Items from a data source

^^^^^^^^^^^^^^^^

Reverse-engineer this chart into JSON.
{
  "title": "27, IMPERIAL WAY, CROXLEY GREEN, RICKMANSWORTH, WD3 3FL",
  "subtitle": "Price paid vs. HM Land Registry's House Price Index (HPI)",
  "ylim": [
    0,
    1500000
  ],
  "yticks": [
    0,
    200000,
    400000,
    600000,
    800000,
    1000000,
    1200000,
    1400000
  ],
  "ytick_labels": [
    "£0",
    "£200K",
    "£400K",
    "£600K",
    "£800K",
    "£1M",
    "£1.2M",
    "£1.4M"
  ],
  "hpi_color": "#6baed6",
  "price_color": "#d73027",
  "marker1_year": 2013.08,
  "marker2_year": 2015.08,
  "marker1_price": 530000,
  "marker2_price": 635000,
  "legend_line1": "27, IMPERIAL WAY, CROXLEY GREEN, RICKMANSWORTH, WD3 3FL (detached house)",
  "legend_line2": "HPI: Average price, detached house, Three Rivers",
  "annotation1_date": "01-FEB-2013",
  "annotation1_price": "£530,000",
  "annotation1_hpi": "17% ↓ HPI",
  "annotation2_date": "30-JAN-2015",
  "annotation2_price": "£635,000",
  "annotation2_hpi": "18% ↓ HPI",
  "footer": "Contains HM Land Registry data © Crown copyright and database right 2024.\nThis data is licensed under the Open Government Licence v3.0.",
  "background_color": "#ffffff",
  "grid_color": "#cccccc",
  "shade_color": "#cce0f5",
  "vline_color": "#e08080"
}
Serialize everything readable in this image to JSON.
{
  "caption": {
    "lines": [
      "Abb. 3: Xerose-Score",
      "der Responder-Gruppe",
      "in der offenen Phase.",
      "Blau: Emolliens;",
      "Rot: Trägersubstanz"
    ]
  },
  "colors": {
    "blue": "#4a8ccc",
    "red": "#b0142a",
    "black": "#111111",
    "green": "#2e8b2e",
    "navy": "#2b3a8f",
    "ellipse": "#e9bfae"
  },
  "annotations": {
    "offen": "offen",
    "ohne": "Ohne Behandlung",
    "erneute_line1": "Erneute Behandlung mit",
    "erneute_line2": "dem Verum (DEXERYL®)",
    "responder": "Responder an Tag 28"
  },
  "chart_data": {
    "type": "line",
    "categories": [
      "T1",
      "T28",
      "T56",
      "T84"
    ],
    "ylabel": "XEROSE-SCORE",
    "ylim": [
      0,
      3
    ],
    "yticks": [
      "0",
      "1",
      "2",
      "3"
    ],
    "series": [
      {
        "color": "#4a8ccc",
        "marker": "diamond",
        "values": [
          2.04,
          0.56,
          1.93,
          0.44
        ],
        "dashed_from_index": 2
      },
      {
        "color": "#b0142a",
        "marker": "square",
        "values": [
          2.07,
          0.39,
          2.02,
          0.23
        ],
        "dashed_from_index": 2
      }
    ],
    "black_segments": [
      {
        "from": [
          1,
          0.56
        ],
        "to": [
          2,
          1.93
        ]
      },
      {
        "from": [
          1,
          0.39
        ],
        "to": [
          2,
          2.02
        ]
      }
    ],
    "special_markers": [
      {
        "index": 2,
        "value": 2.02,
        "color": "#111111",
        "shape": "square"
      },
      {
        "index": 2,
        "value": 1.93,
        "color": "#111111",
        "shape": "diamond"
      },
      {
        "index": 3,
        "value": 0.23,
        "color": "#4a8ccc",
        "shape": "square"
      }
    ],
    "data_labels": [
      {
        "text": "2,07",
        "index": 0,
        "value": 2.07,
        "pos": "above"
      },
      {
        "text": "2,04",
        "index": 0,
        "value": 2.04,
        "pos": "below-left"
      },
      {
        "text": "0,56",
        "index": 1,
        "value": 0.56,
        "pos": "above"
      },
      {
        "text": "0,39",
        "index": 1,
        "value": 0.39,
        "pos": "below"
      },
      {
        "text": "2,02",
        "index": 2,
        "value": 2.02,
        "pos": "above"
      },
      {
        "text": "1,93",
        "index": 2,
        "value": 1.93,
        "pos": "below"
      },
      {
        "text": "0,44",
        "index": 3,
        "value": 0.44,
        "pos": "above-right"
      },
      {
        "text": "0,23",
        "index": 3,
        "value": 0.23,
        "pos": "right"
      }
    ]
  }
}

^^^^^^^^^^^^^^^^

* WRITTEN INSTRUCTION
Write every record out again, unaltered.

* RESULT OF THIS EXERCISE
Reverse-engineer this chart into JSON.
{
  "title": "27, IMPERIAL WAY, CROXLEY GREEN, RICKMANSWORTH, WD3 3FL",
  "subtitle": "Price paid vs. HM Land Registry's House Price Index (HPI)",
  "ylim": [
    0,
    1500000
  ],
  "yticks": [
    0,
    200000,
    400000,
    600000,
    800000,
    1000000,
    1200000,
    1400000
  ],
  "ytick_labels": [
    "£0",
    "£200K",
    "£400K",
    "£600K",
    "£800K",
    "£1M",
    "£1.2M",
    "£1.4M"
  ],
  "hpi_color": "#6baed6",
  "price_color": "#d73027",
  "marker1_year": 2013.08,
  "marker2_year": 2015.08,
  "marker1_price": 530000,
  "marker2_price": 635000,
  "legend_line1": "27, IMPERIAL WAY, CROXLEY GREEN, RICKMANSWORTH, WD3 3FL (detached house)",
  "legend_line2": "HPI: Average price, detached house, Three Rivers",
  "annotation1_date": "01-FEB-2013",
  "annotation1_price": "£530,000",
  "annotation1_hpi": "17% ↓ HPI",
  "annotation2_date": "30-JAN-2015",
  "annotation2_price": "£635,000",
  "annotation2_hpi": "18% ↓ HPI",
  "footer": "Contains HM Land Registry data © Crown copyright and database right 2024.\nThis data is licensed under the Open Government Licence v3.0.",
  "background_color": "#ffffff",
  "grid_color": "#cccccc",
  "shade_color": "#cce0f5",
  "vline_color": "#e08080"
}
Serialize everything readable in this image to JSON.
{
  "caption": {
    "lines": [
      "Abb. 3: Xerose-Score",
      "der Responder-Gruppe",
      "in der offenen Phase.",
      "Blau: Emolliens;",
      "Rot: Trägersubstanz"
    ]
  },
  "colors": {
    "blue": "#4a8ccc",
    "red": "#b0142a",
    "black": "#111111",
    "green": "#2e8b2e",
    "navy": "#2b3a8f",
    "ellipse": "#e9bfae"
  },
  "annotations": {
    "offen": "offen",
    "ohne": "Ohne Behandlung",
    "erneute_line1": "Erneute Behandlung mit",
    "erneute_line2": "dem Verum (DEXERYL®)",
    "responder": "Responder an Tag 28"
  },
  "chart_data": {
    "type": "line",
    "categories": [
      "T1",
      "T28",
      "T56",
      "T84"
    ],
    "ylabel": "XEROSE-SCORE",
    "ylim": [
      0,
      3
    ],
    "yticks": [
      "0",
      "1",
      "2",
      "3"
    ],
    "series": [
      {
        "color": "#4a8ccc",
        "marker": "diamond",
        "values": [
          2.04,
          0.56,
          1.93,
          0.44
        ],
        "dashed_from_index": 2
      },
      {
        "color": "#b0142a",
        "marker": "square",
        "values": [
          2.07,
          0.39,
          2.02,
          0.23
        ],
        "dashed_from_index": 2
      }
    ],
    "black_segments": [
      {
        "from": [
          1,
          0.56
        ],
        "to": [
          2,
          1.93
        ]
      },
      {
        "from": [
          1,
          0.39
        ],
        "to": [
          2,
          2.02
        ]
      }
    ],
    "special_markers": [
      {
        "index": 2,
        "value": 2.02,
        "color": "#111111",
        "shape": "square"
      },
      {
        "index": 2,
        "value": 1.93,
        "color": "#111111",
        "shape": "diamond"
      },
      {
        "index": 3,
        "value": 0.23,
        "color": "#4a8ccc",
        "shape": "square"
      }
    ],
    "data_labels": [
      {
        "text": "2,07",
        "index": 0,
        "value": 2.07,
        "pos": "above"
      },
      {
        "text": "2,04",
        "index": 0,
        "value": 2.04,
        "pos": "below-left"
      },
      {
        "text": "0,56",
        "index": 1,
        "value": 0.56,
        "pos": "above"
      },
      {
        "text": "0,39",
        "index": 1,
        "value": 0.39,
        "pos": "below"
      },
      {
        "text": "2,02",
        "index": 2,
        "value": 2.02,
        "pos": "above"
      },
      {
        "text": "1,93",
        "index": 2,
        "value": 1.93,
        "pos": "below"
      },
      {
        "text": "0,44",
        "index": 3,
        "value": 0.44,
        "pos": "above-right"
      },
      {
        "text": "0,23",
        "index": 3,
        "value": 0.23,
        "pos": "right"
      }
    ]
  }
}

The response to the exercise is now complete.